■ **What is asked**
Without the images, write out all of the following entries exactly.

■ **Given entries**
+---+

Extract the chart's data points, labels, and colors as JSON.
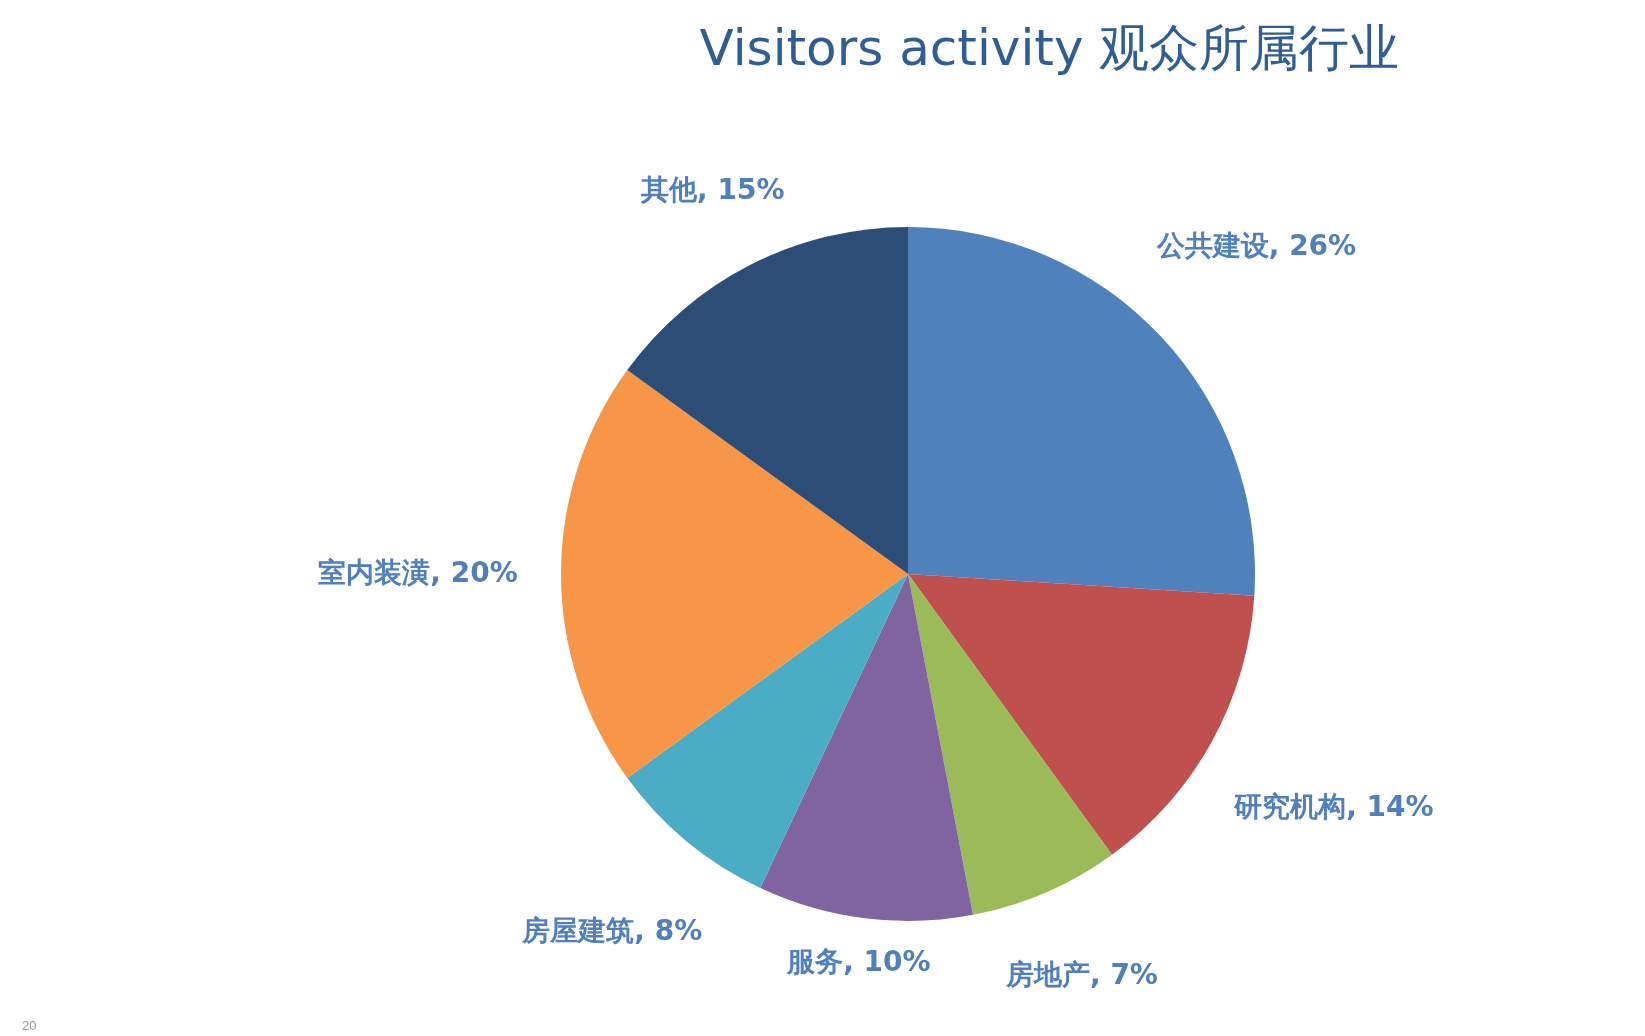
{
  "chart_data": {
    "type": "pie",
    "title": "Visitors activity 观众所属行业",
    "categories": [
      "公共建设",
      "研究机构",
      "房地产",
      "服务",
      "房屋建筑",
      "室内装潢",
      "其他"
    ],
    "values": [
      26,
      14,
      7,
      10,
      8,
      20,
      15
    ],
    "value_labels": [
      "26%",
      "14%",
      "7%",
      "10%",
      "8%",
      "20%",
      "15%"
    ],
    "colors": [
      "#4f81bd",
      "#c0504d",
      "#9bbb59",
      "#8064a2",
      "#4bacc6",
      "#f79646",
      "#2c4d75"
    ],
    "legend": false,
    "annotations": [
      "20"
    ]
  }
}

+---+

■ **Task answer**
Extract the chart's data points, labels, and colors as JSON.
{
  "chart_data": {
    "type": "pie",
    "title": "Visitors activity 观众所属行业",
    "categories": [
      "公共建设",
      "研究机构",
      "房地产",
      "服务",
      "房屋建筑",
      "室内装潢",
      "其他"
    ],
    "values": [
      26,
      14,
      7,
      10,
      8,
      20,
      15
    ],
    "value_labels": [
      "26%",
      "14%",
      "7%",
      "10%",
      "8%",
      "20%",
      "15%"
    ],
    "colors": [
      "#4f81bd",
      "#c0504d",
      "#9bbb59",
      "#8064a2",
      "#4bacc6",
      "#f79646",
      "#2c4d75"
    ],
    "legend": false,
    "annotations": [
      "20"
    ]
  }
}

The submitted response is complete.